### Written exercise
All of the records listed below should be retyped exactly.

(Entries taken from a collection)
▶

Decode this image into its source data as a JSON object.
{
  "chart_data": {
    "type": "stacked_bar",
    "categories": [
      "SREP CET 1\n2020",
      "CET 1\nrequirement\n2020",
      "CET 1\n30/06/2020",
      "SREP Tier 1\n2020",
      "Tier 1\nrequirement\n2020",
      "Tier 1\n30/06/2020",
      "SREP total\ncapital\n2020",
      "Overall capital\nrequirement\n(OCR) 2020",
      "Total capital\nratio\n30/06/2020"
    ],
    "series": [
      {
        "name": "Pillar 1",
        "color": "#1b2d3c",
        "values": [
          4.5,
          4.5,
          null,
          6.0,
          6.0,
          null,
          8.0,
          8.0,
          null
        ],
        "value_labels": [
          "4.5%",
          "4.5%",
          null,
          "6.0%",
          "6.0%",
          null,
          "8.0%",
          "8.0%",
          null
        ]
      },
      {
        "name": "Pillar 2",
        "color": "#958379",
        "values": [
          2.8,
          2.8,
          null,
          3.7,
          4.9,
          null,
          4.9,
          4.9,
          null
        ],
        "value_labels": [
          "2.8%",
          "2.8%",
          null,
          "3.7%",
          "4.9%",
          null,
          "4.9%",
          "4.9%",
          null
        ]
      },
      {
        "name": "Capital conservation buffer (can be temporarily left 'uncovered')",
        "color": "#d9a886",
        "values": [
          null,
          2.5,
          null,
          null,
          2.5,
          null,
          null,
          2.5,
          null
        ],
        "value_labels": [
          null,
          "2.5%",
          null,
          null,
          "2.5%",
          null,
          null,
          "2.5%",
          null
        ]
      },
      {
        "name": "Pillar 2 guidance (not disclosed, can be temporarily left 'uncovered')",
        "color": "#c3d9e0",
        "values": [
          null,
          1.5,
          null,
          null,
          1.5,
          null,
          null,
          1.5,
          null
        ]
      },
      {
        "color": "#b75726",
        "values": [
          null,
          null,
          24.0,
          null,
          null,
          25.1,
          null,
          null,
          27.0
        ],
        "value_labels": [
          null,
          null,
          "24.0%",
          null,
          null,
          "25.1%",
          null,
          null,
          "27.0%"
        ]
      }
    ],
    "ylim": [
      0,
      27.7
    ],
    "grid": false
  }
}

◀

### Task output
Decode this image into its source data as a JSON object.
{
  "chart_data": {
    "type": "stacked_bar",
    "categories": [
      "SREP CET 1\n2020",
      "CET 1\nrequirement\n2020",
      "CET 1\n30/06/2020",
      "SREP Tier 1\n2020",
      "Tier 1\nrequirement\n2020",
      "Tier 1\n30/06/2020",
      "SREP total\ncapital\n2020",
      "Overall capital\nrequirement\n(OCR) 2020",
      "Total capital\nratio\n30/06/2020"
    ],
    "series": [
      {
        "name": "Pillar 1",
        "color": "#1b2d3c",
        "values": [
          4.5,
          4.5,
          null,
          6.0,
          6.0,
          null,
          8.0,
          8.0,
          null
        ],
        "value_labels": [
          "4.5%",
          "4.5%",
          null,
          "6.0%",
          "6.0%",
          null,
          "8.0%",
          "8.0%",
          null
        ]
      },
      {
        "name": "Pillar 2",
        "color": "#958379",
        "values": [
          2.8,
          2.8,
          null,
          3.7,
          4.9,
          null,
          4.9,
          4.9,
          null
        ],
        "value_labels": [
          "2.8%",
          "2.8%",
          null,
          "3.7%",
          "4.9%",
          null,
          "4.9%",
          "4.9%",
          null
        ]
      },
      {
        "name": "Capital conservation buffer (can be temporarily left 'uncovered')",
        "color": "#d9a886",
        "values": [
          null,
          2.5,
          null,
          null,
          2.5,
          null,
          null,
          2.5,
          null
        ],
        "value_labels": [
          null,
          "2.5%",
          null,
          null,
          "2.5%",
          null,
          null,
          "2.5%",
          null
        ]
      },
      {
        "name": "Pillar 2 guidance (not disclosed, can be temporarily left 'uncovered')",
        "color": "#c3d9e0",
        "values": [
          null,
          1.5,
          null,
          null,
          1.5,
          null,
          null,
          1.5,
          null
        ]
      },
      {
        "color": "#b75726",
        "values": [
          null,
          null,
          24.0,
          null,
          null,
          25.1,
          null,
          null,
          27.0
        ],
        "value_labels": [
          null,
          null,
          "24.0%",
          null,
          null,
          "25.1%",
          null,
          null,
          "27.0%"
        ]
      }
    ],
    "ylim": [
      0,
      27.7
    ],
    "grid": false
  }
}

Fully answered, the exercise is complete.